§ **What is required**: Please reproduce everything in the passage about the event from "I include all" down to "get through fundraising alone.)", word for word.

§ **Extracted text**:
○ ○ ○ ○

I include all this here because the level of professionalism and attention to detail I saw at this event was pretty much unparalleled at other conferences and events I’ve gone to. To be fair, Ashe Dryden is a professional organizer, so it’s probably a pretty high bar for student/volunteer organizers to reach. (Also, I don’t know how the event was funded besides ticket sales, but maybe she had a lot more money to work with than most organizers can get through fundraising alone.)

Regardless, it’s definitely something to think about for those of us who plan events, whether they last an hour or an entire weekend.

As far as the talks themselves go, I was also very impressed. Some of the speakers were very new to speaking (one said it was her first talk, and everyone cheered and applauded); others have spoken at many conferences before. The speakers were clearly chosen very intentionally, as they covered a wide variety of topics and issues in just nine talks. Some of my favorites:

  • David Peter spoke about deafness, the medical and social models of disability, Deaf culture, and how to make tech/gaming communities more welcoming to Deaf people.

○ ○ ○ ○

§ **Document structure recognition data**:
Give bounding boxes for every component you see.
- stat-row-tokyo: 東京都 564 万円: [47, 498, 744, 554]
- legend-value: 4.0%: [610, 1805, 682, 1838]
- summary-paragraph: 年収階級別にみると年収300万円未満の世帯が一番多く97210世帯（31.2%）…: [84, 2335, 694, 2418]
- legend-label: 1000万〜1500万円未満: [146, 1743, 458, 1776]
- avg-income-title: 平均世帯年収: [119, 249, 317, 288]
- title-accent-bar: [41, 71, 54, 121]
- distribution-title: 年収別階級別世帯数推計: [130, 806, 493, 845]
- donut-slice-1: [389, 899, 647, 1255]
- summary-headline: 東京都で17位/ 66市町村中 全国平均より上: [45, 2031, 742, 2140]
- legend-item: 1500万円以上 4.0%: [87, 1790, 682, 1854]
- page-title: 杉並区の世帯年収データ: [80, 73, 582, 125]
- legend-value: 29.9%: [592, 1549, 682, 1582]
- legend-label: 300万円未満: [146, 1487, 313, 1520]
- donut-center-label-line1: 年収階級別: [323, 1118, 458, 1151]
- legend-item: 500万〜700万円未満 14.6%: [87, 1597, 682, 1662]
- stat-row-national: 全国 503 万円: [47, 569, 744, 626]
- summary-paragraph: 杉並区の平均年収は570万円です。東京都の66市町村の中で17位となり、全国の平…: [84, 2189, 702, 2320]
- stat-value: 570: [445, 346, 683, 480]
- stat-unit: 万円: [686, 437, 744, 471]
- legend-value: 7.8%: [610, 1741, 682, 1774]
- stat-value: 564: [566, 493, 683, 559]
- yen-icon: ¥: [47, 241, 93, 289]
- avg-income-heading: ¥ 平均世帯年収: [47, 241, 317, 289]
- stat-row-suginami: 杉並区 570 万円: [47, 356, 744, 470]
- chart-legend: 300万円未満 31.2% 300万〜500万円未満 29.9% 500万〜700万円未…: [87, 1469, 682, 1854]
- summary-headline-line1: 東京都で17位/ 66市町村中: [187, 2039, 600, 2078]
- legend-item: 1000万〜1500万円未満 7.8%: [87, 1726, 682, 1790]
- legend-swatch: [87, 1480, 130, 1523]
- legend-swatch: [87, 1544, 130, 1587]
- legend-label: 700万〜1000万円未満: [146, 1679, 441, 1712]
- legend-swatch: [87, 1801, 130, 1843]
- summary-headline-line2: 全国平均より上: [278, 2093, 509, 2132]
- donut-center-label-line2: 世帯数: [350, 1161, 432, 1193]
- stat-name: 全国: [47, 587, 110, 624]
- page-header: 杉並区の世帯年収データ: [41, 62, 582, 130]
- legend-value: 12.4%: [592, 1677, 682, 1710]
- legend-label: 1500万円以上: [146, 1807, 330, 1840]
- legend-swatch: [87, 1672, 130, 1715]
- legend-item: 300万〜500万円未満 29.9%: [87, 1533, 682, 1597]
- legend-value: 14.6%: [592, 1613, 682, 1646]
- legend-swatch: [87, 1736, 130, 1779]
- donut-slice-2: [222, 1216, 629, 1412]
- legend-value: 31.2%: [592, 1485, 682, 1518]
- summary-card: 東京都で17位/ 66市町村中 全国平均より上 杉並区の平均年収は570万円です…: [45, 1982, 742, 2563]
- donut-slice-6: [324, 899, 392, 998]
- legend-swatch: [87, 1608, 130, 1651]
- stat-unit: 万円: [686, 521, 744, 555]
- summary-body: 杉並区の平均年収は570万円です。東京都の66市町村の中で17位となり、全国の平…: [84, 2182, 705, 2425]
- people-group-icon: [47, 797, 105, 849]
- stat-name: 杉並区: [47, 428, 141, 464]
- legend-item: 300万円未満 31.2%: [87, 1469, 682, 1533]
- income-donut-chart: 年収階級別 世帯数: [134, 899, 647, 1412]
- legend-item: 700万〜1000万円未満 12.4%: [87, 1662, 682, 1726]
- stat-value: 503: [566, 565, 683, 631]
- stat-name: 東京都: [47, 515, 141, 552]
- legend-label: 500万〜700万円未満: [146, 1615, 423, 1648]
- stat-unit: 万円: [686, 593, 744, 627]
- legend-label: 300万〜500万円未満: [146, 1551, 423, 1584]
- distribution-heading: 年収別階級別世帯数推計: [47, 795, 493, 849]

○ ○ ○ ○

§ **Task answer**:
I include all this here because the level of professionalism and attention to detail I saw at this event was pretty much unparalleled at other conferences and events I’ve gone to. To be fair, Ashe Dryden is a professional organizer, so it’s probably a pretty high bar for student/volunteer organizers to reach. (Also, I don’t know how the event was funded besides ticket sales, but maybe she had a lot more money to work with than most organizers can get through fundraising alone.)